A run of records
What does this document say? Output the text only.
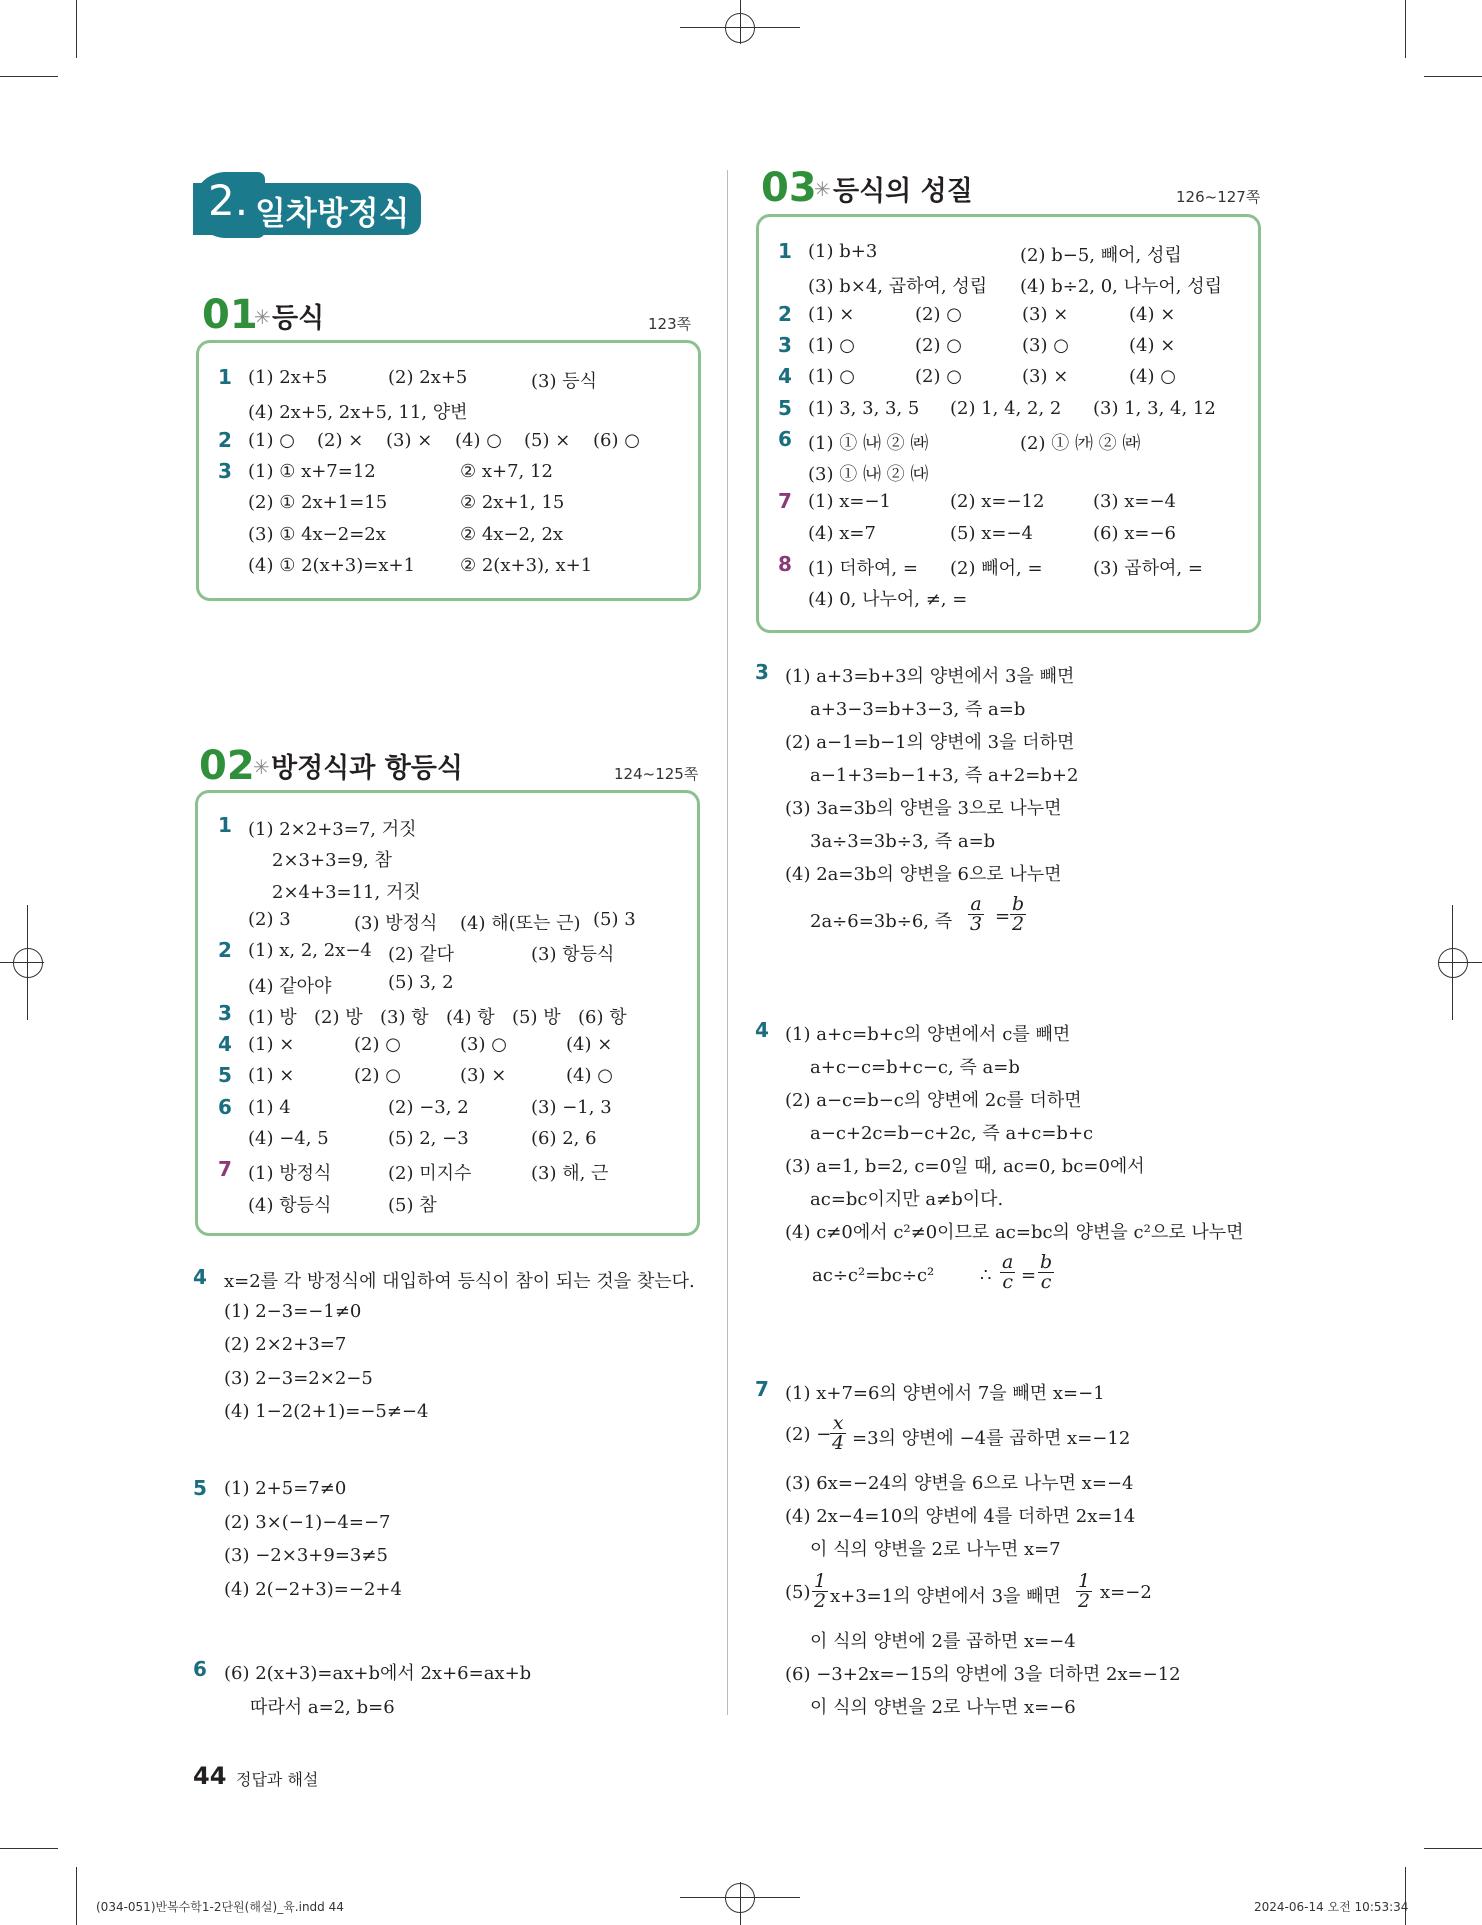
2. 일차방정식
01
✳ 등식	123쪽
1 (1) 2x+5	(2) 2x+5	(3) 등식
(4) 2x+5, 2x+5, 11, 양변
2 (1) ○ (2) × (3) × (4) ○ (5) × (6) ○
3 (1) ① x+7=12	② x+7, 12
(2) ① 2x+1=15	② 2x+1, 15
(3) ① 4x−2=2x	② 4x−2, 2x
(4) ① 2(x+3)=x+1 ② 2(x+3), x+1
02
✳ 방정식과 항등식	124~125쪽
1 (1) 2×2+3=7, 거짓
2×3+3=9, 참
2×4+3=11, 거짓
(2) 3	(3) 방정식 (4) 해(또는 근) (5) 3
2 (1) x, 2, 2x−4 (2) 같다	(3) 항등식
(4) 같아야	(5) 3, 2
3 (1) 방 (2) 방 (3) 항 (4) 항 (5) 방 (6) 항
4 (1) ×	(2) ○	(3) ○	(4) ×
5 (1) ×	(2) ○	(3) ×	(4) ○
6 (1) 4	(2) −3, 2	(3) −1, 3
(4) −4, 5	(5) 2, −3	(6) 2, 6
7 (1) 방정식	(2) 미지수	(3) 해, 근
(4) 항등식	(5) 참
03
✳ 등식의 성질	126~127쪽
1 (1) b+3	(2) b−5, 빼어, 성립
(3) b×4, 곱하여, 성립 (4) b÷2, 0, 나누어, 성립
2 (1) ×	(2) ○	(3) ×	(4) ×
3 (1) ○	(2) ○	(3) ○	(4) ×
4 (1) ○	(2) ○	(3) ×	(4) ○
5 (1) 3, 3, 3, 5 (2) 1, 4, 2, 2 (3) 1, 3, 4, 12
6 (1) ① ㈏ ② ㈑	(2) ① ㈎ ② ㈑
(3) ① ㈏ ② ㈐
7 (1) x=−1	(2) x=−12	(3) x=−4
(4) x=7	(5) x=−4	(6) x=−6
8 (1) 더하여, = (2) 빼어, =	(3) 곱하여, =
(4) 0, 나누어, ≠, =
4 x=2를 각 방정식에 대입하여 등식이 참이 되는 것을 찾는다.
(1) 2−3=−1≠0
(2) 2×2+3=7
(3) 2−3=2×2−5
(4) 1−2(2+1)=−5≠−4
5 (1) 2+5=7≠0
(2) 3×(−1)−4=−7
(3) −2×3+9=3≠5
(4) 2(−2+3)=−2+4
6 (6) 2(x+3)=ax+b에서 2x+6=ax+b
따라서 a=2, b=6
3 (1) a+3=b+3의 양변에서 3을 빼면
a+3−3=b+3−3, 즉 a=b
(2) a−1=b−1의 양변에 3을 더하면
a−1+3=b−1+3, 즉 a+2=b+2
(3) 3a=3b의 양변을 3으로 나누면
3a÷3=3b÷3, 즉 a=b
(4) 2a=3b의 양변을 6으로 나누면
2a÷6=3b÷6, 즉 $\frac{a}{3} = \frac{b}{2}$
4 (1) a+c=b+c의 양변에서 c를 빼면
a+c−c=b+c−c, 즉 a=b
(2) a−c=b−c의 양변에 2c를 더하면
a−c+2c=b−c+2c, 즉 a+c=b+c
(3) a=1, b=2, c=0일 때, ac=0, bc=0에서
ac=bc이지만 a≠b이다.
(4) c≠0에서 c²≠0이므로 ac=bc의 양변을 c²으로 나누면
ac÷c²=bc÷c²	∴ $\frac{a}{c} = \frac{b}{c}$
7 (1) x+7=6의 양변에서 7을 빼면 x=−1
(2) − =3의 양변에 −4를 곱하면 x=−12
(3) 6x=−24의 양변을 6으로 나누면 x=−4
(4) 2x−4=10의 양변에 4를 더하면 2x=14
이 식의 양변을 2로 나누면 x=7
(5) x+3=1의 양변에서 3을 빼면 x=−2
이 식의 양변에 2를 곱하면 x=−4
(6) −3+2x=−15의 양변에 3을 더하면 2x=−12
이 식의 양변을 2로 나누면 x=−6
$\frac{x}{4}$
$\frac{1}{2}$	$\frac{1}{2}$
44 정답과 해설
(034-051)반복수학1-2단원(해설)_육.indd 44	2024-06-14 오전 10:53:34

Your instructions.
Give the data again exactly as written, with all pictures left out.

Response.
What does this document say? Output the text only.
2. 일차방정식
01
✳ 등식	123쪽
1 (1) 2x+5	(2) 2x+5	(3) 등식
(4) 2x+5, 2x+5, 11, 양변
2 (1) ○ (2) × (3) × (4) ○ (5) × (6) ○
3 (1) ① x+7=12	② x+7, 12
(2) ① 2x+1=15	② 2x+1, 15
(3) ① 4x−2=2x	② 4x−2, 2x
(4) ① 2(x+3)=x+1 ② 2(x+3), x+1
02
✳ 방정식과 항등식	124~125쪽
1 (1) 2×2+3=7, 거짓
2×3+3=9, 참
2×4+3=11, 거짓
(2) 3	(3) 방정식 (4) 해(또는 근) (5) 3
2 (1) x, 2, 2x−4 (2) 같다	(3) 항등식
(4) 같아야	(5) 3, 2
3 (1) 방 (2) 방 (3) 항 (4) 항 (5) 방 (6) 항
4 (1) ×	(2) ○	(3) ○	(4) ×
5 (1) ×	(2) ○	(3) ×	(4) ○
6 (1) 4	(2) −3, 2	(3) −1, 3
(4) −4, 5	(5) 2, −3	(6) 2, 6
7 (1) 방정식	(2) 미지수	(3) 해, 근
(4) 항등식	(5) 참
03
✳ 등식의 성질	126~127쪽
1 (1) b+3	(2) b−5, 빼어, 성립
(3) b×4, 곱하여, 성립 (4) b÷2, 0, 나누어, 성립
2 (1) ×	(2) ○	(3) ×	(4) ×
3 (1) ○	(2) ○	(3) ○	(4) ×
4 (1) ○	(2) ○	(3) ×	(4) ○
5 (1) 3, 3, 3, 5 (2) 1, 4, 2, 2 (3) 1, 3, 4, 12
6 (1) ① ㈏ ② ㈑	(2) ① ㈎ ② ㈑
(3) ① ㈏ ② ㈐
7 (1) x=−1	(2) x=−12	(3) x=−4
(4) x=7	(5) x=−4	(6) x=−6
8 (1) 더하여, = (2) 빼어, =	(3) 곱하여, =
(4) 0, 나누어, ≠, =
4 x=2를 각 방정식에 대입하여 등식이 참이 되는 것을 찾는다.
(1) 2−3=−1≠0
(2) 2×2+3=7
(3) 2−3=2×2−5
(4) 1−2(2+1)=−5≠−4
5 (1) 2+5=7≠0
(2) 3×(−1)−4=−7
(3) −2×3+9=3≠5
(4) 2(−2+3)=−2+4
6 (6) 2(x+3)=ax+b에서 2x+6=ax+b
따라서 a=2, b=6
3 (1) a+3=b+3의 양변에서 3을 빼면
a+3−3=b+3−3, 즉 a=b
(2) a−1=b−1의 양변에 3을 더하면
a−1+3=b−1+3, 즉 a+2=b+2
(3) 3a=3b의 양변을 3으로 나누면
3a÷3=3b÷3, 즉 a=b
(4) 2a=3b의 양변을 6으로 나누면
2a÷6=3b÷6, 즉 $\frac{a}{3} = \frac{b}{2}$
4 (1) a+c=b+c의 양변에서 c를 빼면
a+c−c=b+c−c, 즉 a=b
(2) a−c=b−c의 양변에 2c를 더하면
a−c+2c=b−c+2c, 즉 a+c=b+c
(3) a=1, b=2, c=0일 때, ac=0, bc=0에서
ac=bc이지만 a≠b이다.
(4) c≠0에서 c²≠0이므로 ac=bc의 양변을 c²으로 나누면
ac÷c²=bc÷c²	∴ $\frac{a}{c} = \frac{b}{c}$
7 (1) x+7=6의 양변에서 7을 빼면 x=−1
(2) − =3의 양변에 −4를 곱하면 x=−12
(3) 6x=−24의 양변을 6으로 나누면 x=−4
(4) 2x−4=10의 양변에 4를 더하면 2x=14
이 식의 양변을 2로 나누면 x=7
(5) x+3=1의 양변에서 3을 빼면 x=−2
이 식의 양변에 2를 곱하면 x=−4
(6) −3+2x=−15의 양변에 3을 더하면 2x=−12
이 식의 양변을 2로 나누면 x=−6
$\frac{x}{4}$
$\frac{1}{2}$	$\frac{1}{2}$
44 정답과 해설
(034-051)반복수학1-2단원(해설)_육.indd 44	2024-06-14 오전 10:53:34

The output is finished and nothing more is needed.